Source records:

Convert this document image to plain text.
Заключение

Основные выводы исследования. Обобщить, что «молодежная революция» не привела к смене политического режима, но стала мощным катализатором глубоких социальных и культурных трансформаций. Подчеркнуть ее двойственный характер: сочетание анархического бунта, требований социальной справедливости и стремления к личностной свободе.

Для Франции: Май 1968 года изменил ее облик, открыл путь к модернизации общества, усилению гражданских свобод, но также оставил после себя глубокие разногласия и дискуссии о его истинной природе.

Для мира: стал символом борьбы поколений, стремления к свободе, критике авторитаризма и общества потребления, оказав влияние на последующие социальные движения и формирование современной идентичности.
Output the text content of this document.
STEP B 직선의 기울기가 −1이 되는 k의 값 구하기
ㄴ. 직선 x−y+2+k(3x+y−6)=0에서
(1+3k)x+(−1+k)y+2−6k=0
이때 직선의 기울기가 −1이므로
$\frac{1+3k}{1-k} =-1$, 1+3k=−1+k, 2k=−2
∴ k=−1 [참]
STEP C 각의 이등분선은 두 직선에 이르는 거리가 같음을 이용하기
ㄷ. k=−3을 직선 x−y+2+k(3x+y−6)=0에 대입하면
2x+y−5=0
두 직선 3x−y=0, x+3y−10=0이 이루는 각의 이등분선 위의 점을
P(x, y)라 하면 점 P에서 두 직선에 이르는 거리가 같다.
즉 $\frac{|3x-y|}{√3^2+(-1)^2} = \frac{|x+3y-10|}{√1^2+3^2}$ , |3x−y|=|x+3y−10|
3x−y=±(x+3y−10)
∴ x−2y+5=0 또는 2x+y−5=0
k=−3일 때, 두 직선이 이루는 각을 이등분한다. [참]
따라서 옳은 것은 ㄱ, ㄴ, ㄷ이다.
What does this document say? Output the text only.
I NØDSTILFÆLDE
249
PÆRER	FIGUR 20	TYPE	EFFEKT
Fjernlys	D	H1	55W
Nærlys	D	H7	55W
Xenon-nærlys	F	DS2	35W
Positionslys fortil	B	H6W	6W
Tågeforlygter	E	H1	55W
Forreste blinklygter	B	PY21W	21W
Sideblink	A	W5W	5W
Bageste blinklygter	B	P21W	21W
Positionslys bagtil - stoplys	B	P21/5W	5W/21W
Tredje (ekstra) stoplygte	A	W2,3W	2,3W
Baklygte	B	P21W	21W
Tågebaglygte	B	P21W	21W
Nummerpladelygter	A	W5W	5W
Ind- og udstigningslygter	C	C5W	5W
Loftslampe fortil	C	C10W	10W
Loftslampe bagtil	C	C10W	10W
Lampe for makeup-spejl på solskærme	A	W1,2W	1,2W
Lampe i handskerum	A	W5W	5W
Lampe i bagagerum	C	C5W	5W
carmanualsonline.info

■ TASK OBJECTIVE ■
Copy each line that holds the word "стремления".

■ TASK ANSWER ■
Основные выводы исследования. Обобщить, что «молодежная революция» не привела к смене политического режима, но стала мощным катализатором глубоких социальных и культурных трансформаций. Подчеркнуть ее двойственный характер: сочетание анархического бунта, требований социальной справедливости и стремления к личностной свободе.
Для мира: стал символом борьбы поколений, стремления к свободе, критике авторитаризма и общества потребления, оказав влияние на последующие социальные движения и формирование современной идентичности.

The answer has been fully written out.